• **PROBLEM DESCRIPTION**
From the entries that follow, list every line in which the string "是考试取得好成绩的关键" appears.

#### RECORDED DATA

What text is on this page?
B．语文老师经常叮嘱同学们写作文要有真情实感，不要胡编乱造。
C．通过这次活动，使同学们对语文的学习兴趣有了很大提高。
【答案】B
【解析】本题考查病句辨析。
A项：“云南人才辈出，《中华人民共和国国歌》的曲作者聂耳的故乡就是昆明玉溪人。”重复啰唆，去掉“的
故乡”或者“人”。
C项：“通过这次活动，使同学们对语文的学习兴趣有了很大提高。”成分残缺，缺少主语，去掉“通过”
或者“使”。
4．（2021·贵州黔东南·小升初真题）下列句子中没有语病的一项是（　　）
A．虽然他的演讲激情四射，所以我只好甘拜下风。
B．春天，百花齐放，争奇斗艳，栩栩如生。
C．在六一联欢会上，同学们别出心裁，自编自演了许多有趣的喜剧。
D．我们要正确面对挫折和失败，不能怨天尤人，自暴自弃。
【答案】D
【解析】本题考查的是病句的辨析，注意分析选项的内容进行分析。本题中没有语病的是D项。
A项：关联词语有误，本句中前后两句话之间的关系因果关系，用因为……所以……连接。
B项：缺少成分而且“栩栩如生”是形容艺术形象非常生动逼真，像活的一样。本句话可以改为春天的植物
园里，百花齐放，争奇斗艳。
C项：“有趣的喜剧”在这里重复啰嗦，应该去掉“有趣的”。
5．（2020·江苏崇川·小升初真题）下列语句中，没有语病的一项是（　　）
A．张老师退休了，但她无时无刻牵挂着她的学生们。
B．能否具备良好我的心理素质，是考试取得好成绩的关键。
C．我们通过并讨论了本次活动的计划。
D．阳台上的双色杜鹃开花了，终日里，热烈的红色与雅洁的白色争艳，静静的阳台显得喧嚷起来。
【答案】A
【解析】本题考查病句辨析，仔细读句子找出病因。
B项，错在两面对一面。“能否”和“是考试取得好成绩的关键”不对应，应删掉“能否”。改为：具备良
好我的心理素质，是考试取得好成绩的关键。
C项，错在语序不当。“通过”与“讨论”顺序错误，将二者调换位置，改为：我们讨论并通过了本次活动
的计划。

########
#### RECORDED DATA

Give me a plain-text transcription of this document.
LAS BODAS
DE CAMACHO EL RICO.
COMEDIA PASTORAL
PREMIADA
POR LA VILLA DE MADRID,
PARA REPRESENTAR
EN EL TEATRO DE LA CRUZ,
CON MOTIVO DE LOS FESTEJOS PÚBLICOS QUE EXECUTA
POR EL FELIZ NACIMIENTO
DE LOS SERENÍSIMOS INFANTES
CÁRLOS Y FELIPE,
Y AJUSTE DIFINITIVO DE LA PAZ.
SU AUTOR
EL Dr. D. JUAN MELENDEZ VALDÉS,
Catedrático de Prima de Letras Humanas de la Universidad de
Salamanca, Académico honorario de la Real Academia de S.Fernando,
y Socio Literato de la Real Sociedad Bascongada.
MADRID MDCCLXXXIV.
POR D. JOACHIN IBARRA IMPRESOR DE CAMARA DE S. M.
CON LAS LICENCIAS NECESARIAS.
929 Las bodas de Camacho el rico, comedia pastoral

########

• **ANSWER TO THIS TASK**
B．能否具备良好我的心理素质，是考试取得好成绩的关键。
B项，错在两面对一面。“能否”和“是考试取得好成绩的关键”不对应，应删掉“能否”。改为：具备良
好我的心理素质，是考试取得好成绩的关键。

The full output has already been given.